Rows from a dataset
* * * * * * * * *

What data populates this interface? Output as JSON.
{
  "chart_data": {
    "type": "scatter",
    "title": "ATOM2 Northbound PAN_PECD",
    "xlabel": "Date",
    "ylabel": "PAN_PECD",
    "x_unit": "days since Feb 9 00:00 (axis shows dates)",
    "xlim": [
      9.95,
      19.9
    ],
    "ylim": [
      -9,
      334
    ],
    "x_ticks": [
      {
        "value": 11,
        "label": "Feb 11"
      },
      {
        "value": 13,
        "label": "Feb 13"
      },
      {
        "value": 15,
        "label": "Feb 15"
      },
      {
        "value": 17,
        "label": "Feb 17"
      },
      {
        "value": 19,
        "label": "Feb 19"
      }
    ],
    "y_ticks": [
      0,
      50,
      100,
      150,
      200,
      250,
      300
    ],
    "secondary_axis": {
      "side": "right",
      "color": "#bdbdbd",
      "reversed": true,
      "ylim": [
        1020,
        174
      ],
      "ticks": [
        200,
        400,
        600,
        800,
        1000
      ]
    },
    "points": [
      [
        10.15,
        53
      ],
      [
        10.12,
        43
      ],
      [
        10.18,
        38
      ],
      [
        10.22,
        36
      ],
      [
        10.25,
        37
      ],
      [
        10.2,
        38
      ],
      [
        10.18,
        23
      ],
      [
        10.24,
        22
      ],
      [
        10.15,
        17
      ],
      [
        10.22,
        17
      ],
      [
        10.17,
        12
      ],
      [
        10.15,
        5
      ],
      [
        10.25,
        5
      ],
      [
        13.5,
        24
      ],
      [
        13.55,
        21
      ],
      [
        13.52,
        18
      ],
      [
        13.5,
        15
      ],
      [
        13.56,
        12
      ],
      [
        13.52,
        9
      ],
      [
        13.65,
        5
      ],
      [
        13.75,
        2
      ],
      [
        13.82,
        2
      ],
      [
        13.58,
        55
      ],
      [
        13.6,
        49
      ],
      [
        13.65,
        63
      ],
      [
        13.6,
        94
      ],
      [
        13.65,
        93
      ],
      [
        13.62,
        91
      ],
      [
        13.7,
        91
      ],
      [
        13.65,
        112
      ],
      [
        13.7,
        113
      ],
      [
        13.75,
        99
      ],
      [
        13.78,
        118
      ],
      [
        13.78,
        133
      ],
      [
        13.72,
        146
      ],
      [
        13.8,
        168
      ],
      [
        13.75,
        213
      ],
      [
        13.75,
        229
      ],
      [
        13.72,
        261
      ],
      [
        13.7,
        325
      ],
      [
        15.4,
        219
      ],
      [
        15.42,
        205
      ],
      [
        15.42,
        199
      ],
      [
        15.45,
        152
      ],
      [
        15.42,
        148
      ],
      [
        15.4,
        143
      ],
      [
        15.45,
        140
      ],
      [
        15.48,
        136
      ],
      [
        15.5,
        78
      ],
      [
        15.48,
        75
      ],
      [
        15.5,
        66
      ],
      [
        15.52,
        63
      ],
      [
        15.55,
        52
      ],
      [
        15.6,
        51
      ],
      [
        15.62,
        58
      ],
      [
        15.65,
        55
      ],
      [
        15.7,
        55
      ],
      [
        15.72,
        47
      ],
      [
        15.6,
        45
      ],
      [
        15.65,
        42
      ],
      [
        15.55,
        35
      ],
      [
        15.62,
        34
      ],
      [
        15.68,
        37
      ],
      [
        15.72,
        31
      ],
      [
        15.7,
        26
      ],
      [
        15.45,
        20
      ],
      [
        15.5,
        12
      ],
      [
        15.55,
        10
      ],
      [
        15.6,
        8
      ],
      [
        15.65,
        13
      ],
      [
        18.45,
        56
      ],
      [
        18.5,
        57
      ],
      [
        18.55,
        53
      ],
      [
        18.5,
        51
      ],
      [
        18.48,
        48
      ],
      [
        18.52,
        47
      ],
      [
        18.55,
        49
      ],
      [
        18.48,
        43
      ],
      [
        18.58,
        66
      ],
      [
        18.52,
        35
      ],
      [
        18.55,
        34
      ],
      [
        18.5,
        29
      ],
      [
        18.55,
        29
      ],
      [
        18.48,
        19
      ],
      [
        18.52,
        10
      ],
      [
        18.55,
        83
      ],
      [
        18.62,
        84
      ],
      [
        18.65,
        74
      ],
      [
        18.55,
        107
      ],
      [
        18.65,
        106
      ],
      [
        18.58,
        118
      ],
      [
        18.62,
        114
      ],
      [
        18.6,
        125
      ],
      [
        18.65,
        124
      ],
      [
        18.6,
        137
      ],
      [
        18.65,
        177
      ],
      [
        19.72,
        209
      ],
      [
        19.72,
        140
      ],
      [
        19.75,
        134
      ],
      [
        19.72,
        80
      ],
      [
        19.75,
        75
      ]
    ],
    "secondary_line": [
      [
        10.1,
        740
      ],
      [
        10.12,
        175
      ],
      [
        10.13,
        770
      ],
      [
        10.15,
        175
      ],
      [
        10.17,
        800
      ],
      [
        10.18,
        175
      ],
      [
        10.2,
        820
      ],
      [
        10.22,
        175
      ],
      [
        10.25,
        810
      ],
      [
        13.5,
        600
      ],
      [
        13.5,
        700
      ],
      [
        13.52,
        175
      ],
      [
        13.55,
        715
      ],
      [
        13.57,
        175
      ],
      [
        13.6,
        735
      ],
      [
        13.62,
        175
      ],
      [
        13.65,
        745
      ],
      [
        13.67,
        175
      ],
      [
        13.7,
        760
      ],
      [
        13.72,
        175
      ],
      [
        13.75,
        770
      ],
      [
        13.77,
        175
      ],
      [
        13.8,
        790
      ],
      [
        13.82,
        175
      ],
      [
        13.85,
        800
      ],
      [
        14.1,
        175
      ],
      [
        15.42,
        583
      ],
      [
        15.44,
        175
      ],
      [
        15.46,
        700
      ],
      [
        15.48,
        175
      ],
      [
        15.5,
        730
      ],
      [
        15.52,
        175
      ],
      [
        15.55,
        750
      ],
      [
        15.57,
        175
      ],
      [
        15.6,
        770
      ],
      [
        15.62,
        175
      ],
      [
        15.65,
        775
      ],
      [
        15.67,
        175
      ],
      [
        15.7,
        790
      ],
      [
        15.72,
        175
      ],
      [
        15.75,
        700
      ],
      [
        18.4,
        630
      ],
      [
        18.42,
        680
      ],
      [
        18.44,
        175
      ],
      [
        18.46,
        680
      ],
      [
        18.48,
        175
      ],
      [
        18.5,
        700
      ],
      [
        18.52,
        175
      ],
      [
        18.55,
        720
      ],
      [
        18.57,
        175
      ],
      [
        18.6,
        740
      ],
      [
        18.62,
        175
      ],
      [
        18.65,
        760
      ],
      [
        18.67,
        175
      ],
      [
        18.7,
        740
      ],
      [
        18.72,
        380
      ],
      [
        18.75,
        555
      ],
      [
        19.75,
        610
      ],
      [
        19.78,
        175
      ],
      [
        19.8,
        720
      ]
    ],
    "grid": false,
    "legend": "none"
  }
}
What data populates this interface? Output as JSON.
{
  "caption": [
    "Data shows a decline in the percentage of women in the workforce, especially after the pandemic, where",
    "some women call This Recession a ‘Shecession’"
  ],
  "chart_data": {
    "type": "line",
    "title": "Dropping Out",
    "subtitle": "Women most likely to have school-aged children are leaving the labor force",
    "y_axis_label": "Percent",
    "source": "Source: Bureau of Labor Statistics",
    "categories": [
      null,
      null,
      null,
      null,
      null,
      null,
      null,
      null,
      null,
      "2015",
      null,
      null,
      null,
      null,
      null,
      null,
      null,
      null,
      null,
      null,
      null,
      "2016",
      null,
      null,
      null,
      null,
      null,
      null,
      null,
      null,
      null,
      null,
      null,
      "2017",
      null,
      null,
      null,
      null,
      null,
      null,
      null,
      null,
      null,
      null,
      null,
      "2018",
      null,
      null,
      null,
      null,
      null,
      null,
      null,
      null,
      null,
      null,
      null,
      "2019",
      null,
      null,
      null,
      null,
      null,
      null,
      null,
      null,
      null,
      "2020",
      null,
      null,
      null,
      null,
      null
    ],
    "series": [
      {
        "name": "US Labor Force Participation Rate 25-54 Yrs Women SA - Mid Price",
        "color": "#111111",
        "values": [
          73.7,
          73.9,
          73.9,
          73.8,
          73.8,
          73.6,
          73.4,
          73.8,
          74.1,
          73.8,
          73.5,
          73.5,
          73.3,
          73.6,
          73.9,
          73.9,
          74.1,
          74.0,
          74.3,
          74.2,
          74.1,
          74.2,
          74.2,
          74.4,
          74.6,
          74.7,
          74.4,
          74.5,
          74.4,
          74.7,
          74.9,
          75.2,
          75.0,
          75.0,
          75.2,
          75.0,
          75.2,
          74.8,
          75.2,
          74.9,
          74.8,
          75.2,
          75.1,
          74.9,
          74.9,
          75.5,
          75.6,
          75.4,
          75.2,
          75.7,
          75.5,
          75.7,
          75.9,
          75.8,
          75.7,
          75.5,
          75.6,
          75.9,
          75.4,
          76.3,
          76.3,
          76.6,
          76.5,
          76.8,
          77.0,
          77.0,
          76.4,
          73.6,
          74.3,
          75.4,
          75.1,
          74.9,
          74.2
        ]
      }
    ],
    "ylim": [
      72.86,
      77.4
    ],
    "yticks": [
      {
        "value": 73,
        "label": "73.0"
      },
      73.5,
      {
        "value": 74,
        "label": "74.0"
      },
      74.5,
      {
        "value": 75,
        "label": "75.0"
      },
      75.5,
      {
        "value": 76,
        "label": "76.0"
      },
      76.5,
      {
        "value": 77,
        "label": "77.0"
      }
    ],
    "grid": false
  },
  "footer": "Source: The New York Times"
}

* * * * * * * * *

Of the lines above, how many contain the word "shows"? Provide the number and nothing else.

◆ RESULT OF THIS EXERCISE: 2